Work to do
Can you write out all the lines word for word, with no pictures?

Given records
○ ○ ○ ○ ○ ○ ○
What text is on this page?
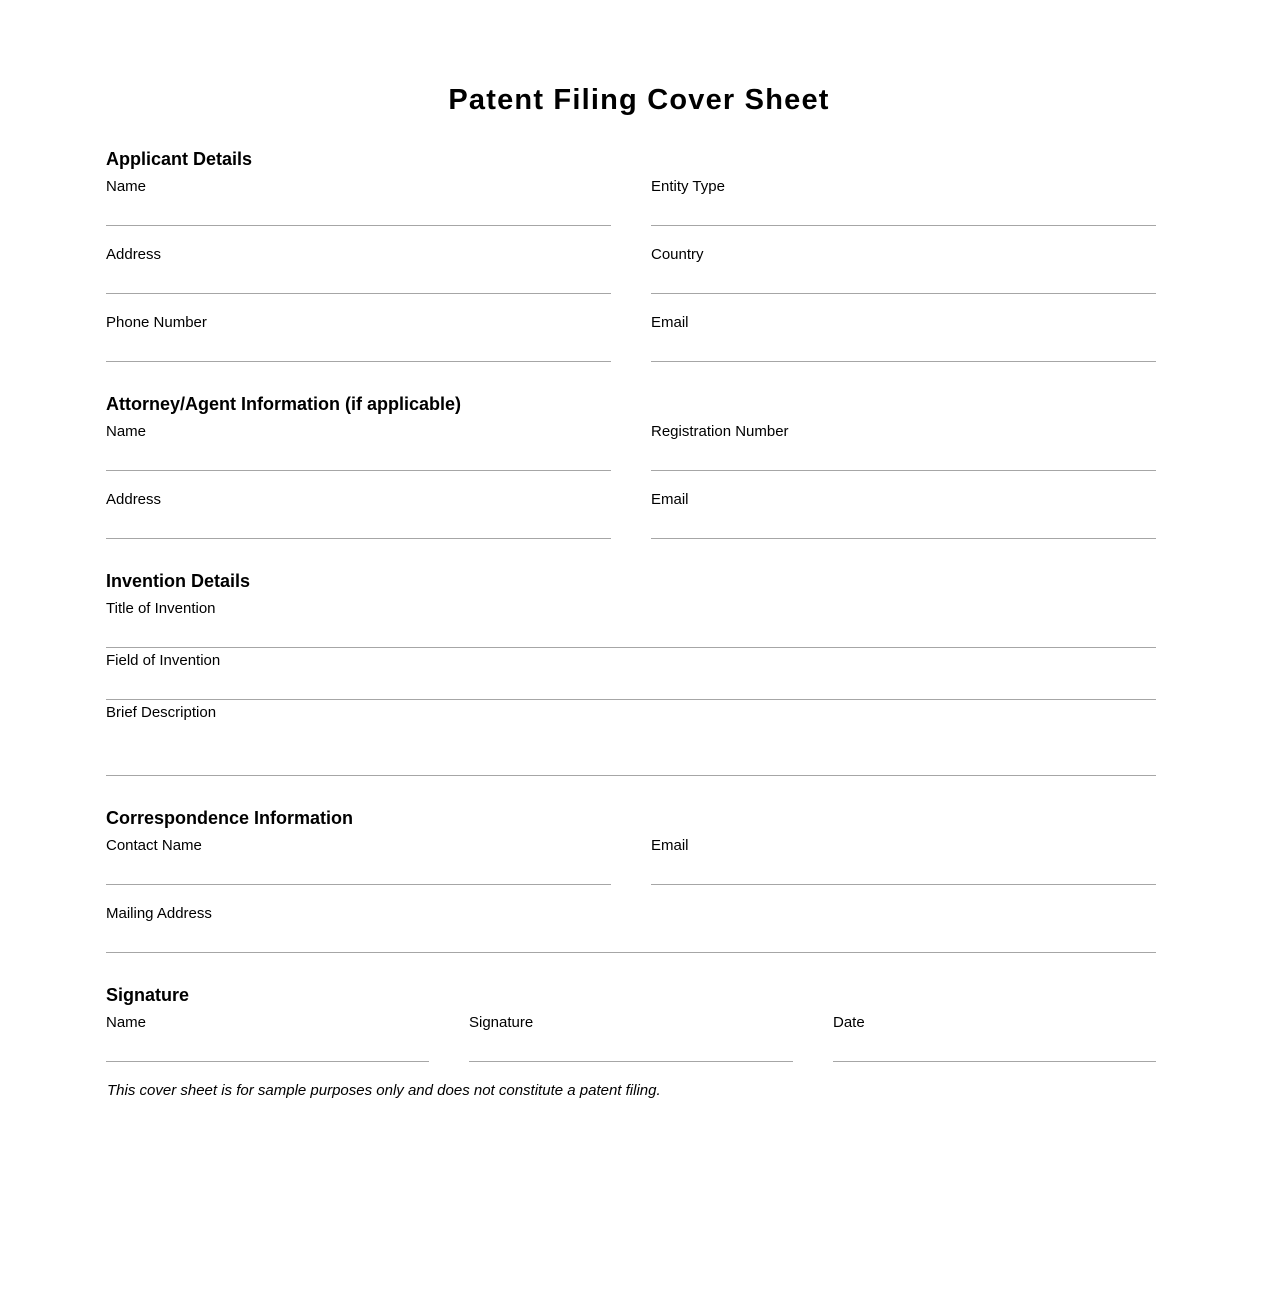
Patent Filing Cover Sheet
Applicant Details
Name	Entity Type
Address	Country
Phone Number	Email
Attorney/Agent Information (if applicable)
Name	Registration Number
Address	Email
Invention Details
Title of Invention
Field of Invention
Brief Description
Correspondence Information
Contact Name	Email
Mailing Address
Signature
Name	Signature	Date
This cover sheet is for sample purposes only and does not constitute a patent filing.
○ ○ ○ ○ ○ ○ ○
Task response
What text is on this page?
Patent Filing Cover Sheet
Applicant Details
Name	Entity Type
Address	Country
Phone Number	Email
Attorney/Agent Information (if applicable)
Name	Registration Number
Address	Email
Invention Details
Title of Invention
Field of Invention
Brief Description
Correspondence Information
Contact Name	Email
Mailing Address
Signature
Name	Signature	Date
This cover sheet is for sample purposes only and does not constitute a patent filing.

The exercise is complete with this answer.